- **Document section**
****

It was, unfortunately, also the day that marked a big sadness in my life: the day I got rear-ended by a–not soccer mom, I was vehemently corrected–woman in her “athletic sport-abled transportation vehicle.” It caused a lot of issues, a lot of pain, and a lot of pure, utter, nonsense. It’s a part of my life I am hoping to put behind me.

Because of these things, May 3rd caused a lot of reflection for me. I will be twenty-eight in a scant few days. If my grandmother were here, she’d tell me I’m only a year away from her favorite age of twenty-nine. When I was little, I actually looked forward to getting to that age so I could tell people the same thing my grandmother told them all the way up until she passed: “I don’t care what my birth certificate says, I’m twenty-nine and holding.” This is the woman whose thick Brooklyn accent I adored to mimic, who always had a electronic gambling game in her purse, a cigarette in her hand, and lipstick on her glass.

It’s amazing the things you think about around birthdays, isn’t it?

****

- **Given entries**
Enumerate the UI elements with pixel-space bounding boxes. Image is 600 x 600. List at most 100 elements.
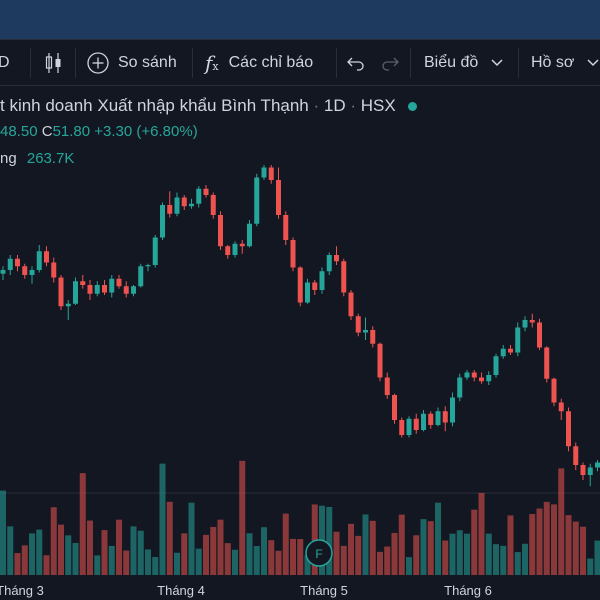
candle-body	[319, 271, 325, 290]
candle-body	[0, 270, 6, 274]
candle-body	[174, 197, 180, 214]
indicators-label: Các chỉ báo	[228, 53, 314, 71]
candle-body	[65, 303, 71, 307]
top-header-bar	[0, 0, 600, 40]
volume-bar	[87, 520, 93, 575]
candle-body	[428, 413, 434, 425]
candle-body	[334, 255, 339, 262]
candle-body	[138, 266, 144, 287]
candle-style-button[interactable]	[44, 40, 64, 85]
toolbar-divider	[518, 48, 519, 78]
volume-bar	[377, 551, 383, 575]
volume-bar	[145, 549, 151, 575]
candle-body	[189, 203, 194, 207]
volume-bar	[36, 529, 43, 575]
profile-dropdown[interactable]: Hồ sơ	[531, 40, 600, 85]
event-marker[interactable]	[305, 539, 333, 567]
candle-body	[399, 420, 405, 435]
candle-body	[87, 285, 93, 294]
volume-bar	[43, 555, 50, 575]
volume-bar	[137, 530, 144, 575]
volume-bar	[391, 532, 398, 575]
x-axis-label: Tháng 4	[157, 583, 205, 598]
candle-body	[392, 395, 397, 420]
toolbar-divider	[410, 48, 411, 78]
candle-body	[464, 372, 470, 378]
market-status-dot[interactable]	[408, 102, 418, 112]
candle-body	[94, 285, 100, 294]
compare-label: So sánh	[118, 53, 177, 71]
volume-bar	[58, 524, 64, 575]
candle-body	[450, 397, 455, 423]
volume-bar	[195, 548, 202, 575]
candle-body	[22, 266, 28, 275]
volume-bar	[261, 527, 267, 575]
volume-bar	[282, 513, 289, 575]
volume-bar	[29, 533, 35, 575]
volume-bar	[406, 557, 412, 575]
candle-body	[232, 243, 238, 255]
volume-bar	[188, 502, 195, 575]
volume-bar	[435, 502, 441, 575]
candle-body	[80, 281, 86, 285]
volume-bar	[224, 543, 231, 575]
candle-body	[7, 258, 13, 270]
volume-bar	[326, 506, 333, 575]
close-prefix: C	[41, 123, 53, 140]
volume-bar	[14, 553, 21, 575]
volume-bar	[217, 519, 224, 575]
candle-body	[283, 215, 289, 240]
candle-body	[102, 285, 107, 293]
chart-type-dropdown[interactable]: Biểu đồ	[424, 40, 504, 85]
volume-legend: ng 263.7K	[0, 150, 74, 167]
volume-bar	[464, 533, 470, 575]
undo-button[interactable]	[346, 40, 366, 85]
profile-label: Hồ sơ	[531, 53, 575, 71]
volume-bar	[551, 504, 557, 575]
volume-bar	[594, 540, 600, 575]
candle-body	[442, 411, 448, 423]
volume-bar	[420, 519, 427, 575]
candle-body	[500, 348, 506, 357]
volume-bar	[413, 535, 420, 575]
volume-bar	[108, 545, 115, 575]
candle-body	[312, 282, 318, 290]
candle-body	[36, 251, 42, 270]
volume-bar	[101, 530, 108, 575]
volume-bar	[65, 535, 72, 575]
volume-bar	[21, 545, 28, 575]
add-circle-icon	[87, 51, 109, 74]
compare-button[interactable]: So sánh	[86, 40, 177, 85]
candle-body	[247, 223, 252, 247]
candle-body	[276, 180, 281, 215]
x-axis-label: Tháng 3	[0, 583, 44, 598]
candle-body	[595, 462, 600, 468]
indicators-button[interactable]: fx Các chỉ báo	[205, 40, 313, 85]
candle-body	[406, 418, 412, 435]
candle-body	[341, 261, 347, 293]
volume-bar	[246, 533, 253, 575]
volume-bar	[311, 504, 318, 575]
candle-body	[551, 378, 557, 403]
interval-button[interactable]: D	[0, 40, 10, 85]
candle-body	[152, 237, 158, 265]
candle-body	[377, 343, 383, 378]
candle-body	[515, 327, 521, 353]
chart-type-label: Biểu đồ	[424, 53, 479, 71]
volume-bar	[159, 463, 166, 575]
redo-button[interactable]	[380, 40, 400, 85]
legend-interval: 1D	[323, 96, 346, 115]
chevron-down-icon	[491, 58, 503, 66]
price-chart[interactable]: F	[0, 86, 600, 580]
volume-bar	[123, 550, 130, 575]
volume-bar	[275, 550, 282, 575]
volume-bar	[362, 514, 369, 575]
candle-body	[471, 372, 477, 378]
candle-body	[486, 375, 492, 382]
candlestick-icon	[45, 52, 61, 73]
volume-bar	[514, 552, 521, 575]
redo-icon	[382, 57, 399, 71]
volume-bar	[485, 533, 492, 575]
candle-body	[479, 377, 484, 382]
volume-bar	[529, 514, 536, 575]
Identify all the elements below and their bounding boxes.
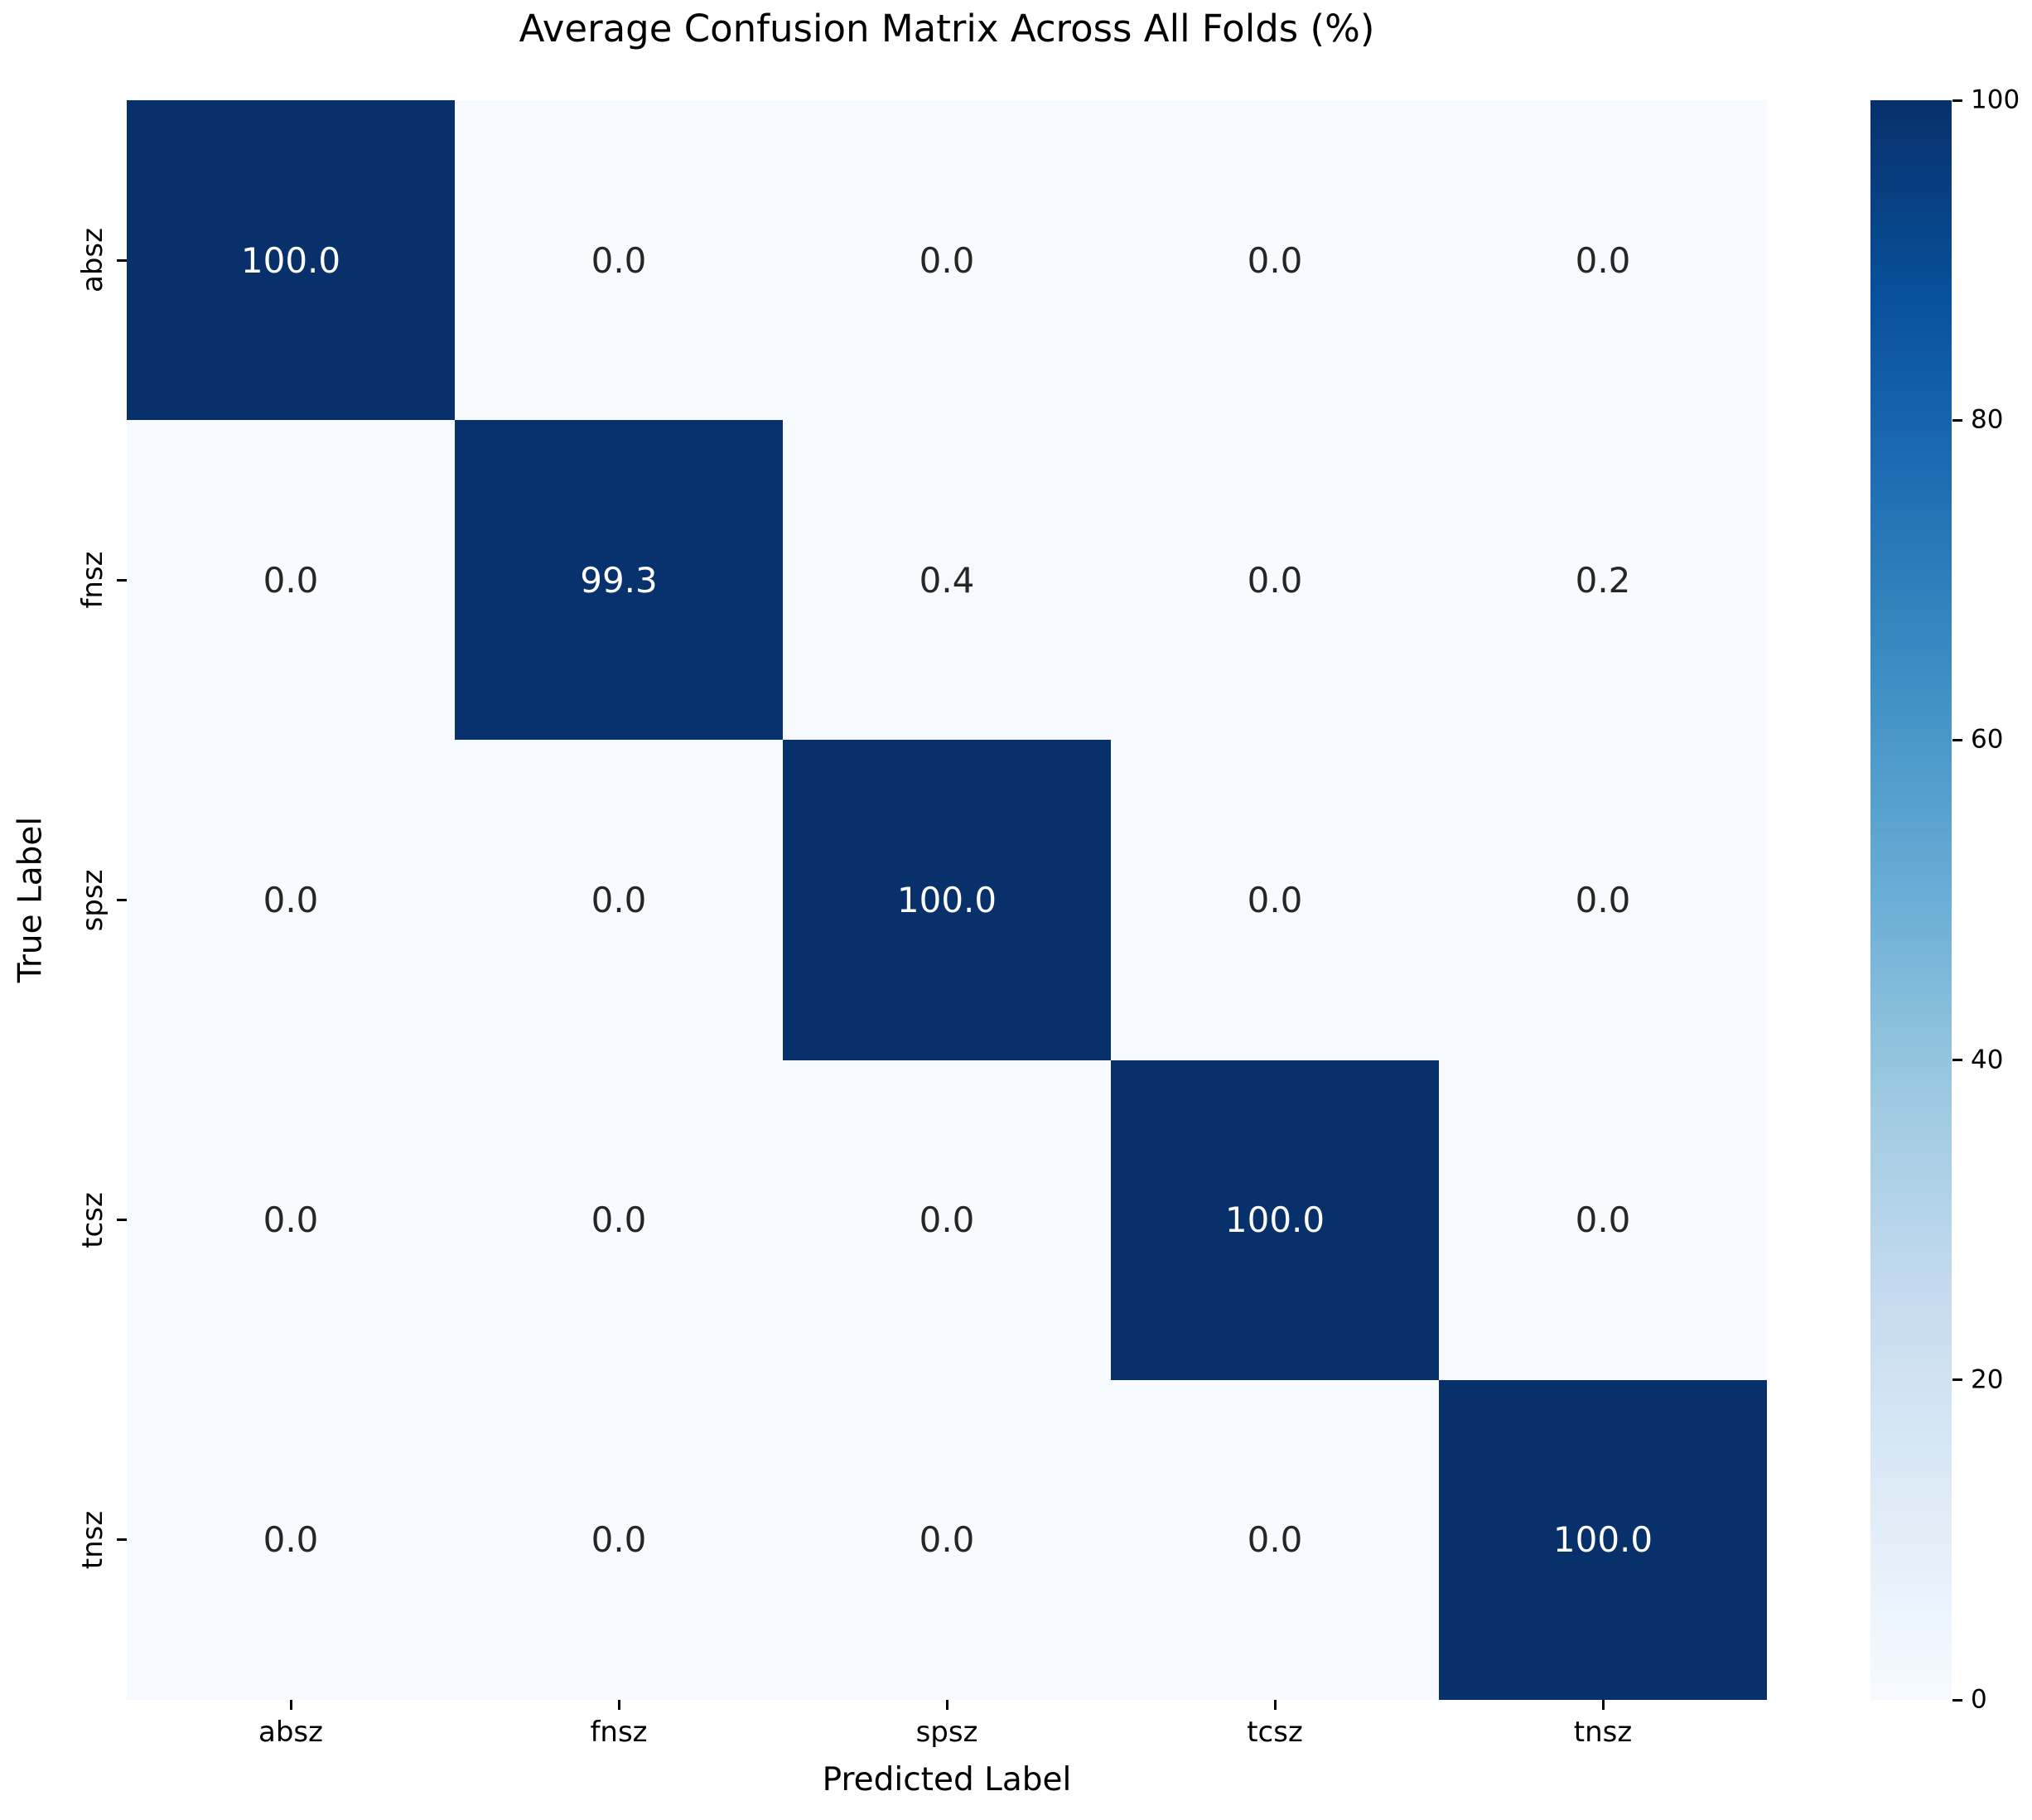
x-tick-label-fnsz: fnsz [590, 1716, 648, 1749]
y-tick-label-absz: absz [76, 228, 109, 293]
y-tick-tnsz [117, 1538, 127, 1542]
y-tick-fnsz [117, 578, 127, 582]
heatmap-grid: 100.0 0.0 0.0 0.0 0.0 0.0 99.3 0.4 0.0 0.2 0.0 0.0 1… [127, 100, 1767, 1700]
colorbar-tick-label-20: 20 [1971, 1364, 2004, 1395]
colorbar-tick-60 [1952, 738, 1962, 741]
heatmap-cell-fnsz-spsz: 0.4 [783, 420, 1111, 741]
y-tick-label-spsz: spsz [76, 869, 109, 931]
y-tick-label-tcsz: tcsz [76, 1191, 109, 1248]
x-tick-label-tcsz: tcsz [1247, 1716, 1303, 1749]
heatmap-cell-absz-tnsz: 0.0 [1439, 100, 1767, 421]
heatmap-cell-tnsz-spsz: 0.0 [783, 1379, 1111, 1700]
heatmap-cell-tnsz-tnsz: 100.0 [1439, 1379, 1767, 1700]
x-tick-fnsz [617, 1700, 620, 1710]
heatmap-cell-spsz-tcsz: 0.0 [1111, 740, 1439, 1060]
y-tick-tcsz [117, 1219, 127, 1222]
heatmap-cell-fnsz-tcsz: 0.0 [1111, 420, 1439, 741]
colorbar-tick-label-0: 0 [1971, 1684, 1987, 1715]
colorbar-tick-label-100: 100 [1971, 84, 2020, 115]
heatmap-cell-fnsz-absz: 0.0 [127, 420, 455, 741]
chart-title: Average Confusion Matrix Across All Fold… [519, 7, 1375, 51]
y-tick-label-fnsz: fnsz [76, 551, 109, 609]
colorbar-tick-label-80: 80 [1971, 404, 2004, 435]
x-tick-tnsz [1601, 1700, 1605, 1710]
heatmap-cell-tcsz-tcsz: 100.0 [1111, 1060, 1439, 1380]
colorbar-tick-20 [1952, 1378, 1962, 1382]
heatmap-cell-spsz-fnsz: 0.0 [455, 740, 783, 1060]
heatmap-cell-tnsz-absz: 0.0 [127, 1379, 455, 1700]
heatmap-cell-absz-tcsz: 0.0 [1111, 100, 1439, 421]
colorbar-tick-40 [1952, 1059, 1962, 1062]
y-axis-label: True Label [12, 816, 50, 983]
colorbar-tick-80 [1952, 418, 1962, 422]
x-tick-label-absz: absz [258, 1716, 323, 1749]
colorbar-tick-label-40: 40 [1971, 1045, 2004, 1075]
y-tick-absz [117, 258, 127, 262]
x-tick-label-tnsz: tnsz [1573, 1716, 1633, 1749]
heatmap-cell-spsz-tnsz: 0.0 [1439, 740, 1767, 1060]
y-tick-label-tnsz: tnsz [76, 1510, 109, 1570]
x-axis-label: Predicted Label [822, 1761, 1072, 1798]
colorbar-tick-label-60: 60 [1971, 724, 2004, 755]
heatmap-cell-absz-spsz: 0.0 [783, 100, 1111, 421]
colorbar-tick-0 [1952, 1698, 1962, 1702]
heatmap-cell-fnsz-tnsz: 0.2 [1439, 420, 1767, 741]
heatmap-cell-absz-absz: 100.0 [127, 100, 455, 421]
heatmap-cell-tcsz-absz: 0.0 [127, 1060, 455, 1380]
heatmap-cell-absz-fnsz: 0.0 [455, 100, 783, 421]
x-tick-label-spsz: spsz [915, 1716, 978, 1749]
heatmap-cell-spsz-absz: 0.0 [127, 740, 455, 1060]
heatmap-cell-tcsz-tnsz: 0.0 [1439, 1060, 1767, 1380]
colorbar-tick-100 [1952, 99, 1962, 102]
heatmap-cell-fnsz-fnsz: 99.3 [455, 420, 783, 741]
heatmap-cell-tcsz-spsz: 0.0 [783, 1060, 1111, 1380]
x-tick-absz [289, 1700, 292, 1710]
heatmap-cell-tcsz-fnsz: 0.0 [455, 1060, 783, 1380]
heatmap-cell-tnsz-tcsz: 0.0 [1111, 1379, 1439, 1700]
y-tick-spsz [117, 899, 127, 901]
heatmap-cell-spsz-spsz: 100.0 [783, 740, 1111, 1060]
x-tick-spsz [945, 1700, 948, 1710]
colorbar [1870, 100, 1952, 1700]
heatmap-cell-tnsz-fnsz: 0.0 [455, 1379, 783, 1700]
x-tick-tcsz [1273, 1700, 1277, 1710]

****

- **Stated exercise 1**
Copy the stretch of the birthday passage from "It was, unfortunately, also" through "put behind me.".
- **Stated exercise 2**
In the birthday passage, what was the grandmother's favorite age?
- **Stated exercise 3**
According to the birthday passage, what did the grandmother always have? List every one.

- **Exercise response 1**
It was, unfortunately, also the day that marked a big sadness in my life: the day I got rear-ended by a–not soccer mom, I was vehemently corrected–woman in her “athletic sport-abled transportation vehicle.” It caused a lot of issues, a lot of pain, and a lot of pure, utter, nonsense. It’s a part of my life I am hoping to put behind me.

- **Exercise response 2**
Twenty-nine.

- **Exercise response 3**
- An electronic gambling game in her purse
- A cigarette in her hand
- Lipstick on her glass